**What you should do:** Would it be possible to write out each entry below exactly, without the pictures?
* BEGIN Data supplied *
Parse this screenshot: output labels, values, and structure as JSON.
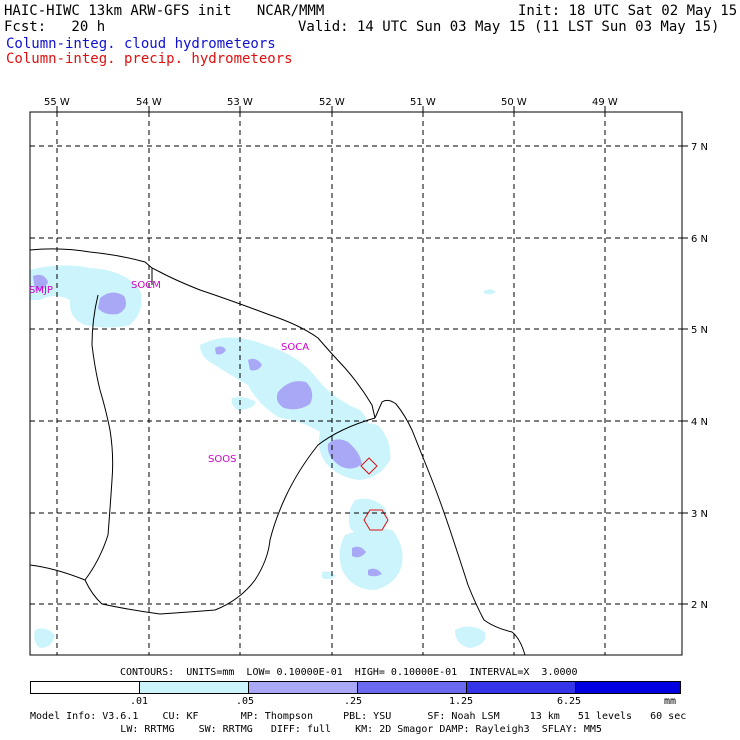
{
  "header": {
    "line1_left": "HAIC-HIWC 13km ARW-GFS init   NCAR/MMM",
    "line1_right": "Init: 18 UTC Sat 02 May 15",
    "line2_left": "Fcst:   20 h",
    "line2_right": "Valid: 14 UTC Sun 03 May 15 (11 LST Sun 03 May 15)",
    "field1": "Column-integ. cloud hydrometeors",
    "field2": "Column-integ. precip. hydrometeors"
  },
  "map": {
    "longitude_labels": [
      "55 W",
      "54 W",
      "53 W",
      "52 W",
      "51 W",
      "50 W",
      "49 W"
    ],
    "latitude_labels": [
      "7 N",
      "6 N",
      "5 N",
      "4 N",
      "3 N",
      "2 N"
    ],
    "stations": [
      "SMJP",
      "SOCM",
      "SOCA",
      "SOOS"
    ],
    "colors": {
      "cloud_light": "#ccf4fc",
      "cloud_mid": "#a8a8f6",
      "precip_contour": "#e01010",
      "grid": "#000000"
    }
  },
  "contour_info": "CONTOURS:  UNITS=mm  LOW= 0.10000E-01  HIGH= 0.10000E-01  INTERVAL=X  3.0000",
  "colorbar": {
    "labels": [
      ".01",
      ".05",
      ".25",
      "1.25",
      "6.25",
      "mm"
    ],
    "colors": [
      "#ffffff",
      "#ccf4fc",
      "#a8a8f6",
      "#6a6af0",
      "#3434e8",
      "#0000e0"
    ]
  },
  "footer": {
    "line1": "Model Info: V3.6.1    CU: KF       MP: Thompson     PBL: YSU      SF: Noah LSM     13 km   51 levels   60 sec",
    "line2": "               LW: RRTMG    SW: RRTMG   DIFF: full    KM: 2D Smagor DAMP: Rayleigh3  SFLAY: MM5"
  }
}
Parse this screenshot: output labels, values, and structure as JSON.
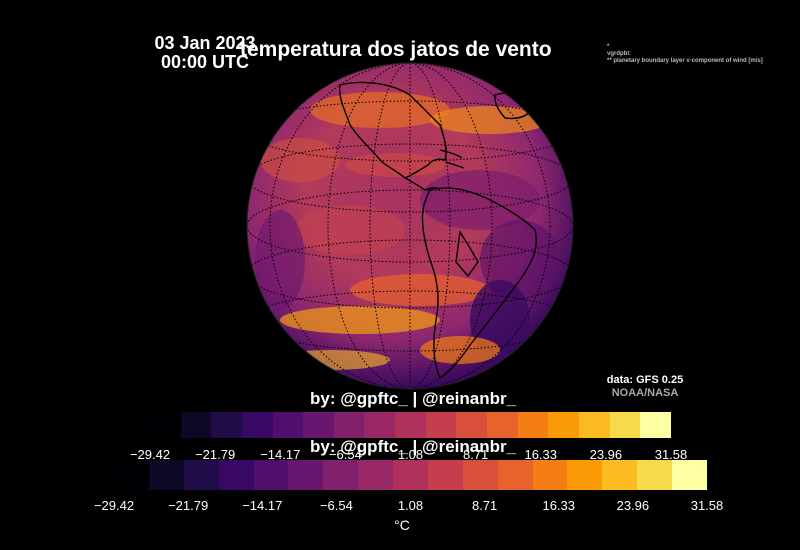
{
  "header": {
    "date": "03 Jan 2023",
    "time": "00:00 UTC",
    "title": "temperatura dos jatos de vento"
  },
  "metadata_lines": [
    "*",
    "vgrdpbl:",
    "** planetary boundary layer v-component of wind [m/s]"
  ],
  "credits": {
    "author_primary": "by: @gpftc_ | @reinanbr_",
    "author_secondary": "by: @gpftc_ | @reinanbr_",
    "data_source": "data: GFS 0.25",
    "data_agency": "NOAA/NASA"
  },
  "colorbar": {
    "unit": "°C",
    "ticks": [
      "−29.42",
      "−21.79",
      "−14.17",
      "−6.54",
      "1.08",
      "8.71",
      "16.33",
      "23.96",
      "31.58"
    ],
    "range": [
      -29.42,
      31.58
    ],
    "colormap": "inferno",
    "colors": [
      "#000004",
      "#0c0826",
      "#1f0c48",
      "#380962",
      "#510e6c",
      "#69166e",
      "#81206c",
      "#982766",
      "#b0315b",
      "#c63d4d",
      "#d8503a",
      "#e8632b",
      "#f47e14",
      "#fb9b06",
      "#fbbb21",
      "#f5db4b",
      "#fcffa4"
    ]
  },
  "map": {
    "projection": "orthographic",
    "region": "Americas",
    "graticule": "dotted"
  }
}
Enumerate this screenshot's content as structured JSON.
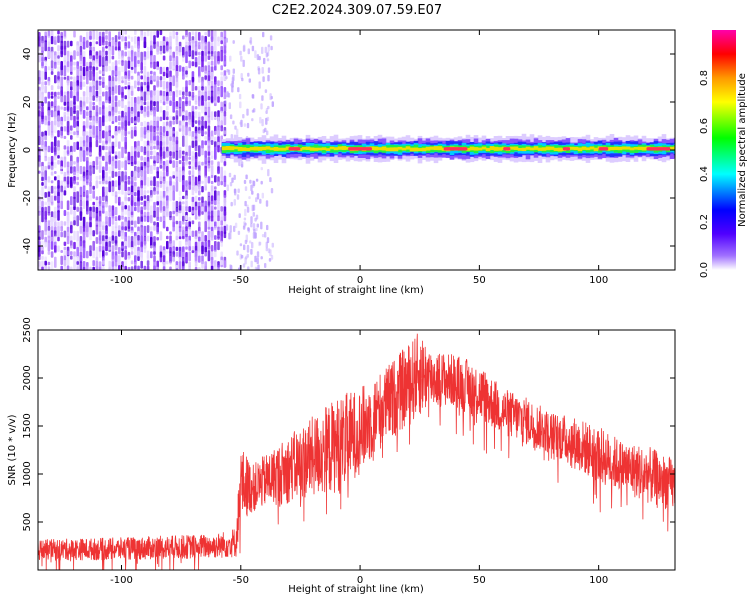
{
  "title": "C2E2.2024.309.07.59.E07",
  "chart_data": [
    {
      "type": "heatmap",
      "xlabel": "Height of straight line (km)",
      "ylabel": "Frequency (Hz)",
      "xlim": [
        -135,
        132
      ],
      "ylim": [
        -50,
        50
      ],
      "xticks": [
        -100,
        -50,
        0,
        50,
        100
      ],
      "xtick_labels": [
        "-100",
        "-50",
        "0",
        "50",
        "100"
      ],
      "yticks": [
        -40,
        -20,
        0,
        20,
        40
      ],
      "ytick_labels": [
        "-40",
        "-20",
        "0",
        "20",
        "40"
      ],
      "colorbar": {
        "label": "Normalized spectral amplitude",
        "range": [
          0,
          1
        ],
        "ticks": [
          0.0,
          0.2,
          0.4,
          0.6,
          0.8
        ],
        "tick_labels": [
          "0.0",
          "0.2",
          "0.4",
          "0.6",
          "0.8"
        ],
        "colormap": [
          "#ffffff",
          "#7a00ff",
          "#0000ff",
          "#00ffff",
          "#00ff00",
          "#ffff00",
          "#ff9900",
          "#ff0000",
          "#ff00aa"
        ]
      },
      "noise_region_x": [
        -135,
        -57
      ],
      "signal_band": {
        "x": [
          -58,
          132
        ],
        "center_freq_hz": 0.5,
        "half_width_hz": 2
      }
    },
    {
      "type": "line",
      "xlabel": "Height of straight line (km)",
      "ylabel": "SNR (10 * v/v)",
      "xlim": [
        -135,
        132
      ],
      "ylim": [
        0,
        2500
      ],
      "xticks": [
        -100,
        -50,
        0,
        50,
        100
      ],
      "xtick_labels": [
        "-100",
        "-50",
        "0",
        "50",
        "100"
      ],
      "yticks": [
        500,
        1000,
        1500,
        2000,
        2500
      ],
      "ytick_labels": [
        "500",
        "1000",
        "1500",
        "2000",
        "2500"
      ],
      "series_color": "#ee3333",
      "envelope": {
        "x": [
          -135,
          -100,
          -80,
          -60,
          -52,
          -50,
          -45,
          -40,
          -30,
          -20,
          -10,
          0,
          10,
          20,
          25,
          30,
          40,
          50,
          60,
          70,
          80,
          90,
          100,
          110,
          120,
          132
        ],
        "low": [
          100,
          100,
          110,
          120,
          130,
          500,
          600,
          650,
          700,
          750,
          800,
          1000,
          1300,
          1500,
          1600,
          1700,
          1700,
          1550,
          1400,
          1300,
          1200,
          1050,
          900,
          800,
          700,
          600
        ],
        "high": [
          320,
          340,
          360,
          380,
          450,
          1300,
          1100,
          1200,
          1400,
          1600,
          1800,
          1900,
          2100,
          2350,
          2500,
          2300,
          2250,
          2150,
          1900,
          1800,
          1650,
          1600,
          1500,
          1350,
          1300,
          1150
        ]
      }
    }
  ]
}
* END Data supplied *
**Reply:**
Parse this screenshot: output labels, values, and structure as JSON.
{
  "header": {
    "line1_left": "HAIC-HIWC 13km ARW-GFS init   NCAR/MMM",
    "line1_right": "Init: 18 UTC Sat 02 May 15",
    "line2_left": "Fcst:   20 h",
    "line2_right": "Valid: 14 UTC Sun 03 May 15 (11 LST Sun 03 May 15)",
    "field1": "Column-integ. cloud hydrometeors",
    "field2": "Column-integ. precip. hydrometeors"
  },
  "map": {
    "longitude_labels": [
      "55 W",
      "54 W",
      "53 W",
      "52 W",
      "51 W",
      "50 W",
      "49 W"
    ],
    "latitude_labels": [
      "7 N",
      "6 N",
      "5 N",
      "4 N",
      "3 N",
      "2 N"
    ],
    "stations": [
      "SMJP",
      "SOCM",
      "SOCA",
      "SOOS"
    ],
    "colors": {
      "cloud_light": "#ccf4fc",
      "cloud_mid": "#a8a8f6",
      "precip_contour": "#e01010",
      "grid": "#000000"
    }
  },
  "contour_info": "CONTOURS:  UNITS=mm  LOW= 0.10000E-01  HIGH= 0.10000E-01  INTERVAL=X  3.0000",
  "colorbar": {
    "labels": [
      ".01",
      ".05",
      ".25",
      "1.25",
      "6.25",
      "mm"
    ],
    "colors": [
      "#ffffff",
      "#ccf4fc",
      "#a8a8f6",
      "#6a6af0",
      "#3434e8",
      "#0000e0"
    ]
  },
  "footer": {
    "line1": "Model Info: V3.6.1    CU: KF       MP: Thompson     PBL: YSU      SF: Noah LSM     13 km   51 levels   60 sec",
    "line2": "               LW: RRTMG    SW: RRTMG   DIFF: full    KM: 2D Smagor DAMP: Rayleigh3  SFLAY: MM5"
  }
}
Parse this screenshot: output labels, values, and structure as JSON.
{
  "header": {
    "date": "03 Jan 2023",
    "time": "00:00 UTC",
    "title": "temperatura dos jatos de vento"
  },
  "metadata_lines": [
    "*",
    "vgrdpbl:",
    "** planetary boundary layer v-component of wind [m/s]"
  ],
  "credits": {
    "author_primary": "by: @gpftc_ | @reinanbr_",
    "author_secondary": "by: @gpftc_ | @reinanbr_",
    "data_source": "data: GFS 0.25",
    "data_agency": "NOAA/NASA"
  },
  "colorbar": {
    "unit": "°C",
    "ticks": [
      "−29.42",
      "−21.79",
      "−14.17",
      "−6.54",
      "1.08",
      "8.71",
      "16.33",
      "23.96",
      "31.58"
    ],
    "range": [
      -29.42,
      31.58
    ],
    "colormap": "inferno",
    "colors": [
      "#000004",
      "#0c0826",
      "#1f0c48",
      "#380962",
      "#510e6c",
      "#69166e",
      "#81206c",
      "#982766",
      "#b0315b",
      "#c63d4d",
      "#d8503a",
      "#e8632b",
      "#f47e14",
      "#fb9b06",
      "#fbbb21",
      "#f5db4b",
      "#fcffa4"
    ]
  },
  "map": {
    "projection": "orthographic",
    "region": "Americas",
    "graticule": "dotted"
  }
}
Enumerate this screenshot's content as structured JSON.
{
  "title": "C2E2.2024.309.07.59.E07",
  "chart_data": [
    {
      "type": "heatmap",
      "xlabel": "Height of straight line (km)",
      "ylabel": "Frequency (Hz)",
      "xlim": [
        -135,
        132
      ],
      "ylim": [
        -50,
        50
      ],
      "xticks": [
        -100,
        -50,
        0,
        50,
        100
      ],
      "xtick_labels": [
        "-100",
        "-50",
        "0",
        "50",
        "100"
      ],
      "yticks": [
        -40,
        -20,
        0,
        20,
        40
      ],
      "ytick_labels": [
        "-40",
        "-20",
        "0",
        "20",
        "40"
      ],
      "colorbar": {
        "label": "Normalized spectral amplitude",
        "range": [
          0,
          1
        ],
        "ticks": [
          0.0,
          0.2,
          0.4,
          0.6,
          0.8
        ],
        "tick_labels": [
          "0.0",
          "0.2",
          "0.4",
          "0.6",
          "0.8"
        ],
        "colormap": [
          "#ffffff",
          "#7a00ff",
          "#0000ff",
          "#00ffff",
          "#00ff00",
          "#ffff00",
          "#ff9900",
          "#ff0000",
          "#ff00aa"
        ]
      },
      "noise_region_x": [
        -135,
        -57
      ],
      "signal_band": {
        "x": [
          -58,
          132
        ],
        "center_freq_hz": 0.5,
        "half_width_hz": 2
      }
    },
    {
      "type": "line",
      "xlabel": "Height of straight line (km)",
      "ylabel": "SNR (10 * v/v)",
      "xlim": [
        -135,
        132
      ],
      "ylim": [
        0,
        2500
      ],
      "xticks": [
        -100,
        -50,
        0,
        50,
        100
      ],
      "xtick_labels": [
        "-100",
        "-50",
        "0",
        "50",
        "100"
      ],
      "yticks": [
        500,
        1000,
        1500,
        2000,
        2500
      ],
      "ytick_labels": [
        "500",
        "1000",
        "1500",
        "2000",
        "2500"
      ],
      "series_color": "#ee3333",
      "envelope": {
        "x": [
          -135,
          -100,
          -80,
          -60,
          -52,
          -50,
          -45,
          -40,
          -30,
          -20,
          -10,
          0,
          10,
          20,
          25,
          30,
          40,
          50,
          60,
          70,
          80,
          90,
          100,
          110,
          120,
          132
        ],
        "low": [
          100,
          100,
          110,
          120,
          130,
          500,
          600,
          650,
          700,
          750,
          800,
          1000,
          1300,
          1500,
          1600,
          1700,
          1700,
          1550,
          1400,
          1300,
          1200,
          1050,
          900,
          800,
          700,
          600
        ],
        "high": [
          320,
          340,
          360,
          380,
          450,
          1300,
          1100,
          1200,
          1400,
          1600,
          1800,
          1900,
          2100,
          2350,
          2500,
          2300,
          2250,
          2150,
          1900,
          1800,
          1650,
          1600,
          1500,
          1350,
          1300,
          1150
        ]
      }
    }
  ]
}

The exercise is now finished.